Problem statement.
Copy the lines of the material character for character, starting at the line containing "difficulty-hard-segment[interactable]: Hard <box>646" and ending at the line containing "difficulty-easy-segment[interactable]: Easy <box>446".

[Element and coordinate records]
· · · · ·
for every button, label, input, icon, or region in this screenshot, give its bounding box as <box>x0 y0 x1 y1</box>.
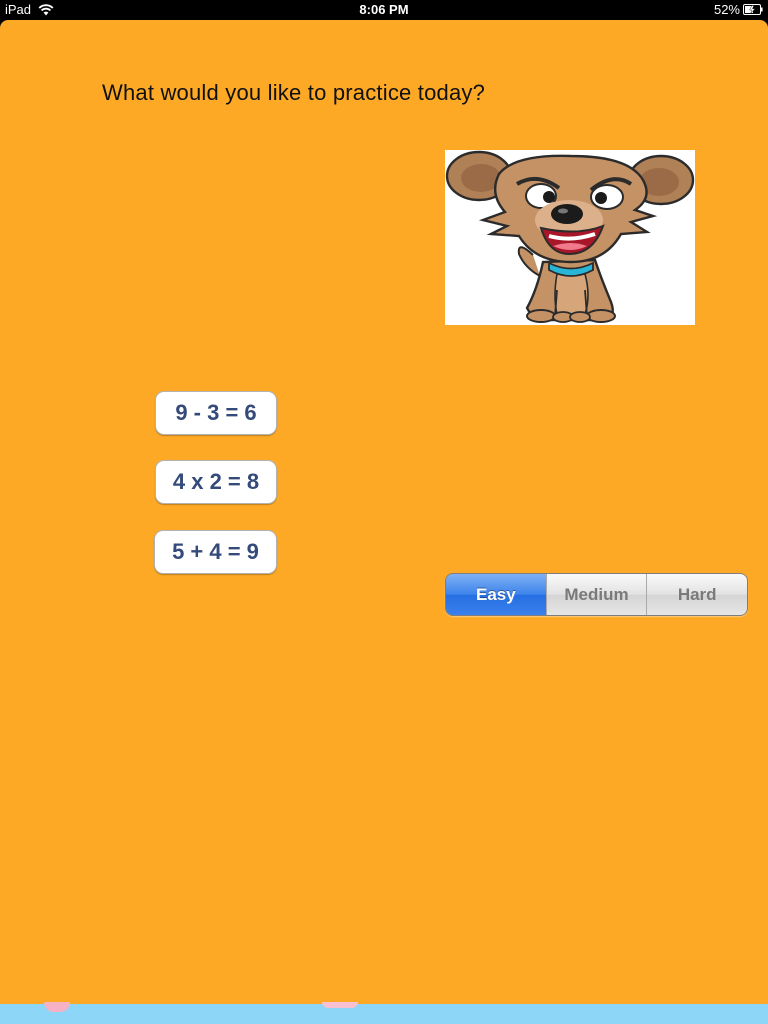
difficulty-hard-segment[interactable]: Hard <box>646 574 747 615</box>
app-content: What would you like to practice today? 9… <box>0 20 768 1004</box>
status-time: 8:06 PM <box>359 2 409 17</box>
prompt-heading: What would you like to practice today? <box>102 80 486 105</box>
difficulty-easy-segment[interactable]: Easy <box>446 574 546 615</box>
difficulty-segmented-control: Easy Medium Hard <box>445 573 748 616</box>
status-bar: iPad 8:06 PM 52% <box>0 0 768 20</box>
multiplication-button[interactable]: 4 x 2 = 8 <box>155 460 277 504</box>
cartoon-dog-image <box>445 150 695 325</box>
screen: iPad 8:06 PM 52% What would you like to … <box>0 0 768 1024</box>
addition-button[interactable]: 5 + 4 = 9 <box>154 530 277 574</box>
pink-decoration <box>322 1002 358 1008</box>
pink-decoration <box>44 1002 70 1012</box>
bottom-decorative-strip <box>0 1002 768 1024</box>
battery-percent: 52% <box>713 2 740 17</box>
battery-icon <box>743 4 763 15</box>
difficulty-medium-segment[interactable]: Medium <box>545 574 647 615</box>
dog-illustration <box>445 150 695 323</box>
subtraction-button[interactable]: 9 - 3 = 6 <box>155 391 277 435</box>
· · · · ·
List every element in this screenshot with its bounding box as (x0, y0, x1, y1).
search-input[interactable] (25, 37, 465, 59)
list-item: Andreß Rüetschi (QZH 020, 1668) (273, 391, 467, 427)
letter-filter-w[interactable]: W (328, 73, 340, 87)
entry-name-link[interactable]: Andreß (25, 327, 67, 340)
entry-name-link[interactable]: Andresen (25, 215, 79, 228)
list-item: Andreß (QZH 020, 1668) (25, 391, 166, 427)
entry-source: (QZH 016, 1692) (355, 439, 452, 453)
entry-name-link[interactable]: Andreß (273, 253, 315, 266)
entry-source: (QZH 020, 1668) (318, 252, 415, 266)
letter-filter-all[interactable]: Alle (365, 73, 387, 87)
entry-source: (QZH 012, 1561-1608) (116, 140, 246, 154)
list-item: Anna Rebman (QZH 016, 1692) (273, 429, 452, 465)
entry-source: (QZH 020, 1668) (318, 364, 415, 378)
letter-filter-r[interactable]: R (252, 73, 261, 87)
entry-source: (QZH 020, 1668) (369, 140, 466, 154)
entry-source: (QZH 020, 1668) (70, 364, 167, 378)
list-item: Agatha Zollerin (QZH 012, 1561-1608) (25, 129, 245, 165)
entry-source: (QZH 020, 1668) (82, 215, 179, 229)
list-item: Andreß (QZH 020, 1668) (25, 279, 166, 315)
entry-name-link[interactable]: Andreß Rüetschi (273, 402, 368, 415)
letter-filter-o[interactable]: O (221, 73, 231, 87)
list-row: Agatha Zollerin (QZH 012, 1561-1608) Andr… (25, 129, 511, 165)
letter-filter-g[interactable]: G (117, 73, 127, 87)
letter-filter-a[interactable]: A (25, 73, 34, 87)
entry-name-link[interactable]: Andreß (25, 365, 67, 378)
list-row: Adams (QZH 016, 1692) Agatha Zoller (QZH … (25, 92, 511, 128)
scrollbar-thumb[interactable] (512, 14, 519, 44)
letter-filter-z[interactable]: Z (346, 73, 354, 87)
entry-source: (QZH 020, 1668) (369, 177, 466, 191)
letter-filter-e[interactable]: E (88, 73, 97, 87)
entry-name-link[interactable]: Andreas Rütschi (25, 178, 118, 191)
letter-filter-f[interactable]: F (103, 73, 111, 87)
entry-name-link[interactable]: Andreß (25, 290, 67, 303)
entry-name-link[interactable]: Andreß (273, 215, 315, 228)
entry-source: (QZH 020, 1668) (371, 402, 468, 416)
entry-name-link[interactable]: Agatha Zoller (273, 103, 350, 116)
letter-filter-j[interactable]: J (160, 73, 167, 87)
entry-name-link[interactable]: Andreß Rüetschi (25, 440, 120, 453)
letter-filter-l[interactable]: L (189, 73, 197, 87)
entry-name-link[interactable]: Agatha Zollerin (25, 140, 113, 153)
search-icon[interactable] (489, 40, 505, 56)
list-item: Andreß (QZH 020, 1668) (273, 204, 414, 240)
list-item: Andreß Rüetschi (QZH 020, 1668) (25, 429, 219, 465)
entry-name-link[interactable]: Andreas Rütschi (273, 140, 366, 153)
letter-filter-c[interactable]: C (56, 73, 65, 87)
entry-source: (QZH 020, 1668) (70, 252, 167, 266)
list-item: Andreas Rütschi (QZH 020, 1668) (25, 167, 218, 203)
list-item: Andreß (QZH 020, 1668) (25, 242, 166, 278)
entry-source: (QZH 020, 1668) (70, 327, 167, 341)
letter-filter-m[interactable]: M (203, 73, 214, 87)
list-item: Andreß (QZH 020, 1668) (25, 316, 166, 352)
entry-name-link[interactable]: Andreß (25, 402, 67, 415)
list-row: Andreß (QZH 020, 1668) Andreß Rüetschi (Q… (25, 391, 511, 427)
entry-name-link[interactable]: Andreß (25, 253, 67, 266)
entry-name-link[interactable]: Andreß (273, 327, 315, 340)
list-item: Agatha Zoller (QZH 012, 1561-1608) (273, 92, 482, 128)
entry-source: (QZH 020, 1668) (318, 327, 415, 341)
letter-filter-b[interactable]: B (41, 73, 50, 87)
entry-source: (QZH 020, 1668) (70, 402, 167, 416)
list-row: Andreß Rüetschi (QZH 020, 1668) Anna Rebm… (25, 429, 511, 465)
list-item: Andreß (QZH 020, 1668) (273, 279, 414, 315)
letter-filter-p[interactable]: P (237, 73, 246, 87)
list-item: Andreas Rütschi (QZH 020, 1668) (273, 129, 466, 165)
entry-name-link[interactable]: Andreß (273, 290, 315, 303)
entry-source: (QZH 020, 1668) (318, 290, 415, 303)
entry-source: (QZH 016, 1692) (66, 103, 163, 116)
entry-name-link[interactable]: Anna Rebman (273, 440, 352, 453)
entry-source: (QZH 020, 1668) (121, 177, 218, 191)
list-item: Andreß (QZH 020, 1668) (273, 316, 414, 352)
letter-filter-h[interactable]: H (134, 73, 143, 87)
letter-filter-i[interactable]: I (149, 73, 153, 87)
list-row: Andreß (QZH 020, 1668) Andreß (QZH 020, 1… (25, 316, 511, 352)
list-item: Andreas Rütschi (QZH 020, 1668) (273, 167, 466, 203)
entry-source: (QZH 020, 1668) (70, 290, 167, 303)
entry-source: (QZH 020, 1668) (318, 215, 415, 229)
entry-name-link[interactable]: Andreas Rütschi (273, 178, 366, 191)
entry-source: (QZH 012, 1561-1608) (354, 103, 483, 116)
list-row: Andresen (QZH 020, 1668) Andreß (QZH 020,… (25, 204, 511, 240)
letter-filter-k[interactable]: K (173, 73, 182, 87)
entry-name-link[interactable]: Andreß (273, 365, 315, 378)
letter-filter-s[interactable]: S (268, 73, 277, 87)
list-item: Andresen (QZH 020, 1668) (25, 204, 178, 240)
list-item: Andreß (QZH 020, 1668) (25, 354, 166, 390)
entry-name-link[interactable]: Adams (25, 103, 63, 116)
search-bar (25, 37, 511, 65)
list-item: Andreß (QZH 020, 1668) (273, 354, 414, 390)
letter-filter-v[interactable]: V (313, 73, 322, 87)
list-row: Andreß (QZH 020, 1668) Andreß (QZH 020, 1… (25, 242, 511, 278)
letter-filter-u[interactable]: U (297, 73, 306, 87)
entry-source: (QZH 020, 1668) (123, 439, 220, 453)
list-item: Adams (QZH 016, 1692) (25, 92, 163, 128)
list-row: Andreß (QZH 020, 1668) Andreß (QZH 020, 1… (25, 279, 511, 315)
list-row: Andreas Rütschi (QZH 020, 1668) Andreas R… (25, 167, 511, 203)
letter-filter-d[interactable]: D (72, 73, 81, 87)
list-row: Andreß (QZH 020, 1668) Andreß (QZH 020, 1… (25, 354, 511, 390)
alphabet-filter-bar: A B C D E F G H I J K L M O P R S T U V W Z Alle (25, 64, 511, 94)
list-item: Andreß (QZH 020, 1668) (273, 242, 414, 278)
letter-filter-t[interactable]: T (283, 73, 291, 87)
· · · · ·
The reply.
difficulty-hard-segment[interactable]: Hard <box>646 574 747 615</box>
app-content: What would you like to practice today? 9… <box>0 20 768 1004</box>
status-time: 8:06 PM <box>359 2 409 17</box>
prompt-heading: What would you like to practice today? <box>102 80 486 105</box>
difficulty-easy-segment[interactable]: Easy <box>446 574 546 615</box>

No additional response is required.